--- Provided records ---

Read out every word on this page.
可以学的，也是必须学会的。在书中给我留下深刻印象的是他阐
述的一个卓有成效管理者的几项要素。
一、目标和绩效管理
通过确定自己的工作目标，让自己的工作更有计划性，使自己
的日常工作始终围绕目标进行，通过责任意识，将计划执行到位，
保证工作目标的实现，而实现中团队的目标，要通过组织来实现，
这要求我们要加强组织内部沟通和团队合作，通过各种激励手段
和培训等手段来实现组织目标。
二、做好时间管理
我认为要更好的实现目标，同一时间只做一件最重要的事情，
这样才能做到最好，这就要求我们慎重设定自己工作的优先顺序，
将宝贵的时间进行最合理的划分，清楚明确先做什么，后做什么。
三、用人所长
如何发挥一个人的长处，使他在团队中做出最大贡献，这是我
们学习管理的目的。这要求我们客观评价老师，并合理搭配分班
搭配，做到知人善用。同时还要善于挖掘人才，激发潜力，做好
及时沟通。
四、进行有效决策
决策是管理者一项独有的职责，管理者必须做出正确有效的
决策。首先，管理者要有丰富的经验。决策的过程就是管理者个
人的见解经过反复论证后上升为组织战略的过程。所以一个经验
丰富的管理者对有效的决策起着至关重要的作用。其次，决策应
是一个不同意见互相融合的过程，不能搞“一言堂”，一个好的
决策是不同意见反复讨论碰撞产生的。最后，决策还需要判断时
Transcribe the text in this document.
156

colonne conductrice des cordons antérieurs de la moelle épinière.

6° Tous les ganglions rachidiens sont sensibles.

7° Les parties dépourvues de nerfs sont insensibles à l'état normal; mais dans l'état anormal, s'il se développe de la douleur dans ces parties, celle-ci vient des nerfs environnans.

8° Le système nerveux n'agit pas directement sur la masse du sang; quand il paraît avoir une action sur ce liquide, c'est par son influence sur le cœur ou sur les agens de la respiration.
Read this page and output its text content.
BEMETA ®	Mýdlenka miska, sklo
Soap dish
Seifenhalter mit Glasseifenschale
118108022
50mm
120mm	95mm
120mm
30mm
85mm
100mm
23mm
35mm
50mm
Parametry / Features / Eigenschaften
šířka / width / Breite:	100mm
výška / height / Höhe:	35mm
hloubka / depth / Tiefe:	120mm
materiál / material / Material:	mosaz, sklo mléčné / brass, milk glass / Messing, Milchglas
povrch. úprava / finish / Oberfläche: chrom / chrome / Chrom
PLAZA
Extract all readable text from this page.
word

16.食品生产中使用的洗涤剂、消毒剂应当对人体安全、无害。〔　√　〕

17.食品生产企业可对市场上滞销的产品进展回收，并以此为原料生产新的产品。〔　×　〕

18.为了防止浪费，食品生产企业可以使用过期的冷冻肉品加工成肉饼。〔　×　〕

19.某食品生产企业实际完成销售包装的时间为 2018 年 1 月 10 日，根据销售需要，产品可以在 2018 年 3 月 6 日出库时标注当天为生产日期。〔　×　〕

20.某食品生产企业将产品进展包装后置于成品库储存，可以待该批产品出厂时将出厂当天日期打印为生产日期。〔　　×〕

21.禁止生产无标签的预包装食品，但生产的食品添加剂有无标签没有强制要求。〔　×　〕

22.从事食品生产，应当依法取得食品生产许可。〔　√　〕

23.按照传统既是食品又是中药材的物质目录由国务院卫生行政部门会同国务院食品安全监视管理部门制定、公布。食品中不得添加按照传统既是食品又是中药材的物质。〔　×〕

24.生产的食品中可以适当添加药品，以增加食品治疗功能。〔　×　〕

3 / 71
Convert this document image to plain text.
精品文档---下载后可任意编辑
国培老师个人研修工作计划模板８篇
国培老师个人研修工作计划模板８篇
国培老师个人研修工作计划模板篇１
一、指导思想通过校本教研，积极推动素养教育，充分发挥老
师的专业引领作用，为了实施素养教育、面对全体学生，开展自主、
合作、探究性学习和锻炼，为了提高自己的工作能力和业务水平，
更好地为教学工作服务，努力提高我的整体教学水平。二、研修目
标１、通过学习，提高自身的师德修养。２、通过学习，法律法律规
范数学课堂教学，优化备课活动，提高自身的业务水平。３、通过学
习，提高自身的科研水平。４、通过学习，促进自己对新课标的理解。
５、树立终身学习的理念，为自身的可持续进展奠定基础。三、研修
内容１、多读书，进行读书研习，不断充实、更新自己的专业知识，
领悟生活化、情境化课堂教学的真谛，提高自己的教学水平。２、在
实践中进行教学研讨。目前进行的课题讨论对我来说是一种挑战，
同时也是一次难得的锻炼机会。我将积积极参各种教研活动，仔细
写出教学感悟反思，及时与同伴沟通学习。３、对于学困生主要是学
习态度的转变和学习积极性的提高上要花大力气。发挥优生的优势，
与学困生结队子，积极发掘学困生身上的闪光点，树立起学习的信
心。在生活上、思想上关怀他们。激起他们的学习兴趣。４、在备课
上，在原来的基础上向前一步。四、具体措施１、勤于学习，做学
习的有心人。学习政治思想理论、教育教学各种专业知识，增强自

---

All of the data needs to be printed once more, exactly.

(Reply to the task):
Read out every word on this page.
可以学的，也是必须学会的。在书中给我留下深刻印象的是他阐
述的一个卓有成效管理者的几项要素。
一、目标和绩效管理
通过确定自己的工作目标，让自己的工作更有计划性，使自己
的日常工作始终围绕目标进行，通过责任意识，将计划执行到位，
保证工作目标的实现，而实现中团队的目标，要通过组织来实现，
这要求我们要加强组织内部沟通和团队合作，通过各种激励手段
和培训等手段来实现组织目标。
二、做好时间管理
我认为要更好的实现目标，同一时间只做一件最重要的事情，
这样才能做到最好，这就要求我们慎重设定自己工作的优先顺序，
将宝贵的时间进行最合理的划分，清楚明确先做什么，后做什么。
三、用人所长
如何发挥一个人的长处，使他在团队中做出最大贡献，这是我
们学习管理的目的。这要求我们客观评价老师，并合理搭配分班
搭配，做到知人善用。同时还要善于挖掘人才，激发潜力，做好
及时沟通。
四、进行有效决策
决策是管理者一项独有的职责，管理者必须做出正确有效的
决策。首先，管理者要有丰富的经验。决策的过程就是管理者个
人的见解经过反复论证后上升为组织战略的过程。所以一个经验
丰富的管理者对有效的决策起着至关重要的作用。其次，决策应
是一个不同意见互相融合的过程，不能搞“一言堂”，一个好的
决策是不同意见反复讨论碰撞产生的。最后，决策还需要判断时
Transcribe the text in this document.
156

colonne conductrice des cordons antérieurs de la moelle épinière.

6° Tous les ganglions rachidiens sont sensibles.

7° Les parties dépourvues de nerfs sont insensibles à l'état normal; mais dans l'état anormal, s'il se développe de la douleur dans ces parties, celle-ci vient des nerfs environnans.

8° Le système nerveux n'agit pas directement sur la masse du sang; quand il paraît avoir une action sur ce liquide, c'est par son influence sur le cœur ou sur les agens de la respiration.
Read this page and output its text content.
BEMETA ®	Mýdlenka miska, sklo
Soap dish
Seifenhalter mit Glasseifenschale
118108022
50mm
120mm	95mm
120mm
30mm
85mm
100mm
23mm
35mm
50mm
Parametry / Features / Eigenschaften
šířka / width / Breite:	100mm
výška / height / Höhe:	35mm
hloubka / depth / Tiefe:	120mm
materiál / material / Material:	mosaz, sklo mléčné / brass, milk glass / Messing, Milchglas
povrch. úprava / finish / Oberfläche: chrom / chrome / Chrom
PLAZA
Extract all readable text from this page.
word

16.食品生产中使用的洗涤剂、消毒剂应当对人体安全、无害。〔　√　〕

17.食品生产企业可对市场上滞销的产品进展回收，并以此为原料生产新的产品。〔　×　〕

18.为了防止浪费，食品生产企业可以使用过期的冷冻肉品加工成肉饼。〔　×　〕

19.某食品生产企业实际完成销售包装的时间为 2018 年 1 月 10 日，根据销售需要，产品可以在 2018 年 3 月 6 日出库时标注当天为生产日期。〔　×　〕

20.某食品生产企业将产品进展包装后置于成品库储存，可以待该批产品出厂时将出厂当天日期打印为生产日期。〔　　×〕

21.禁止生产无标签的预包装食品，但生产的食品添加剂有无标签没有强制要求。〔　×　〕

22.从事食品生产，应当依法取得食品生产许可。〔　√　〕

23.按照传统既是食品又是中药材的物质目录由国务院卫生行政部门会同国务院食品安全监视管理部门制定、公布。食品中不得添加按照传统既是食品又是中药材的物质。〔　×〕

24.生产的食品中可以适当添加药品，以增加食品治疗功能。〔　×　〕

3 / 71
Convert this document image to plain text.
精品文档---下载后可任意编辑
国培老师个人研修工作计划模板８篇
国培老师个人研修工作计划模板８篇
国培老师个人研修工作计划模板篇１
一、指导思想通过校本教研，积极推动素养教育，充分发挥老
师的专业引领作用，为了实施素养教育、面对全体学生，开展自主、
合作、探究性学习和锻炼，为了提高自己的工作能力和业务水平，
更好地为教学工作服务，努力提高我的整体教学水平。二、研修目
标１、通过学习，提高自身的师德修养。２、通过学习，法律法律规
范数学课堂教学，优化备课活动，提高自身的业务水平。３、通过学
习，提高自身的科研水平。４、通过学习，促进自己对新课标的理解。
５、树立终身学习的理念，为自身的可持续进展奠定基础。三、研修
内容１、多读书，进行读书研习，不断充实、更新自己的专业知识，
领悟生活化、情境化课堂教学的真谛，提高自己的教学水平。２、在
实践中进行教学研讨。目前进行的课题讨论对我来说是一种挑战，
同时也是一次难得的锻炼机会。我将积积极参各种教研活动，仔细
写出教学感悟反思，及时与同伴沟通学习。３、对于学困生主要是学
习态度的转变和学习积极性的提高上要花大力气。发挥优生的优势，
与学困生结队子，积极发掘学困生身上的闪光点，树立起学习的信
心。在生活上、思想上关怀他们。激起他们的学习兴趣。４、在备课
上，在原来的基础上向前一步。四、具体措施１、勤于学习，做学
习的有心人。学习政治思想理论、教育教学各种专业知识，增强自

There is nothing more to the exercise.